* [To be done] Leave out any pictures and transcribe all other data below exactly.

* [Records provided]
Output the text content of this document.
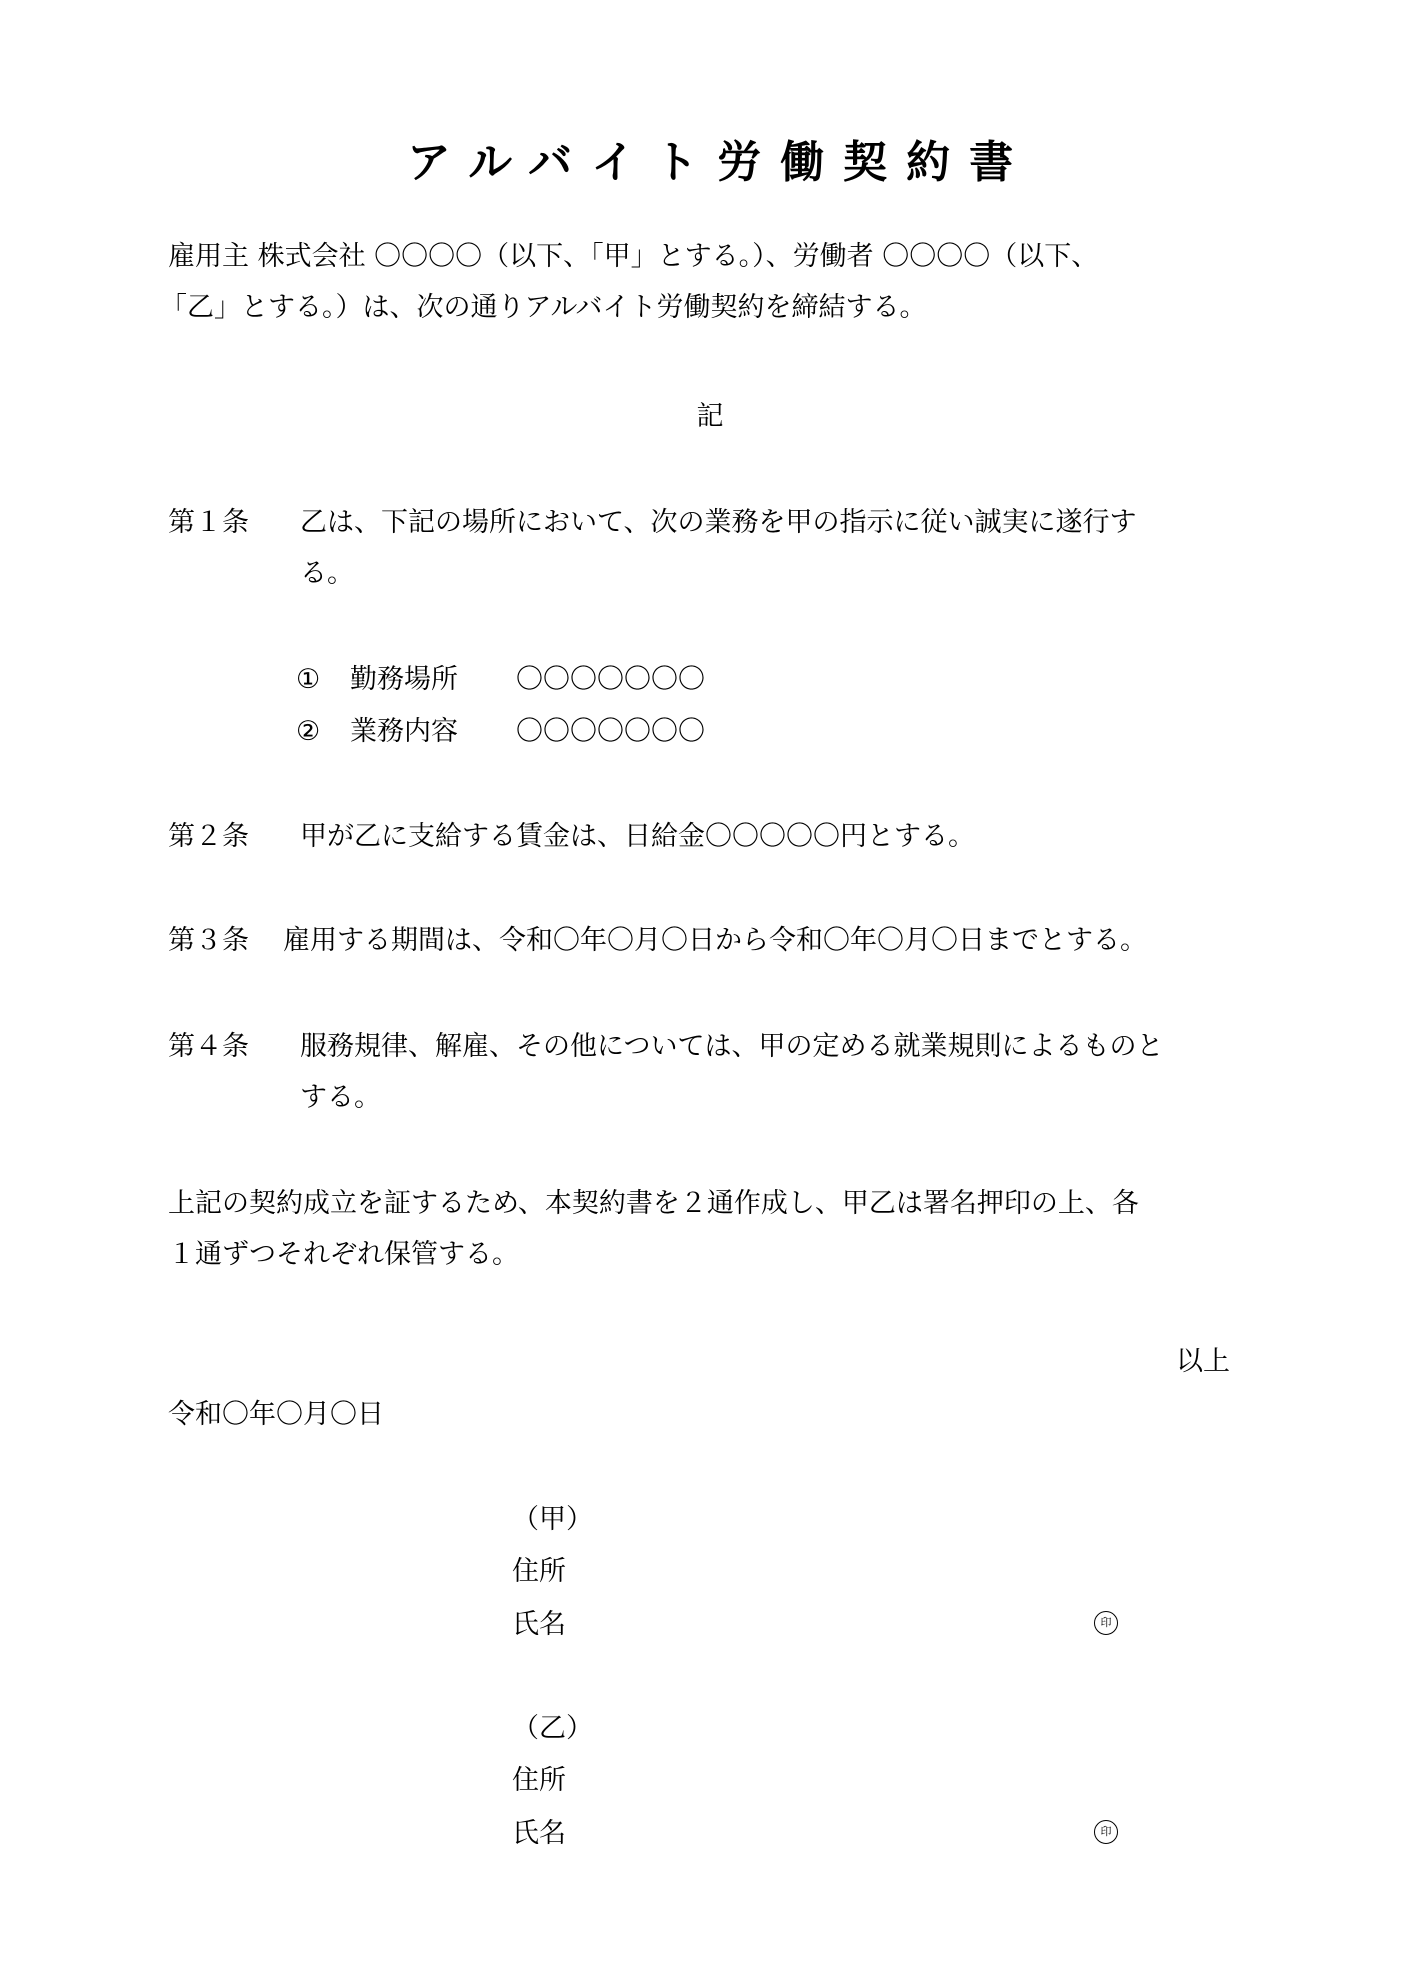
アルバイト労働契約書
雇用主 株式会社 〇〇〇〇（以下、「甲」とする。）、労働者 〇〇〇〇（以下、
「乙」とする。）は、次の通りアルバイト労働契約を締結する。
記
第１条 乙は、下記の場所において、次の業務を甲の指示に従い誠実に遂行す
る。
① 勤務場所 〇〇〇〇〇〇〇
② 業務内容 〇〇〇〇〇〇〇
第２条 甲が乙に支給する賃金は、日給金〇〇〇〇〇円とする。
第３条 雇用する期間は、令和〇年〇月〇日から令和〇年〇月〇日までとする。
第４条 服務規律、解雇、その他については、甲の定める就業規則によるものと
する。
上記の契約成立を証するため、本契約書を２通作成し、甲乙は署名押印の上、各
１通ずつそれぞれ保管する。
以上
令和〇年〇月〇日
（甲）
住所
氏名	印
（乙）
住所
氏名	印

* [Answer for this exercise]
Output the text content of this document.
アルバイト労働契約書
雇用主 株式会社 〇〇〇〇（以下、「甲」とする。）、労働者 〇〇〇〇（以下、
「乙」とする。）は、次の通りアルバイト労働契約を締結する。
記
第１条 乙は、下記の場所において、次の業務を甲の指示に従い誠実に遂行す
る。
① 勤務場所 〇〇〇〇〇〇〇
② 業務内容 〇〇〇〇〇〇〇
第２条 甲が乙に支給する賃金は、日給金〇〇〇〇〇円とする。
第３条 雇用する期間は、令和〇年〇月〇日から令和〇年〇月〇日までとする。
第４条 服務規律、解雇、その他については、甲の定める就業規則によるものと
する。
上記の契約成立を証するため、本契約書を２通作成し、甲乙は署名押印の上、各
１通ずつそれぞれ保管する。
以上
令和〇年〇月〇日
（甲）
住所
氏名	印
（乙）
住所
氏名	印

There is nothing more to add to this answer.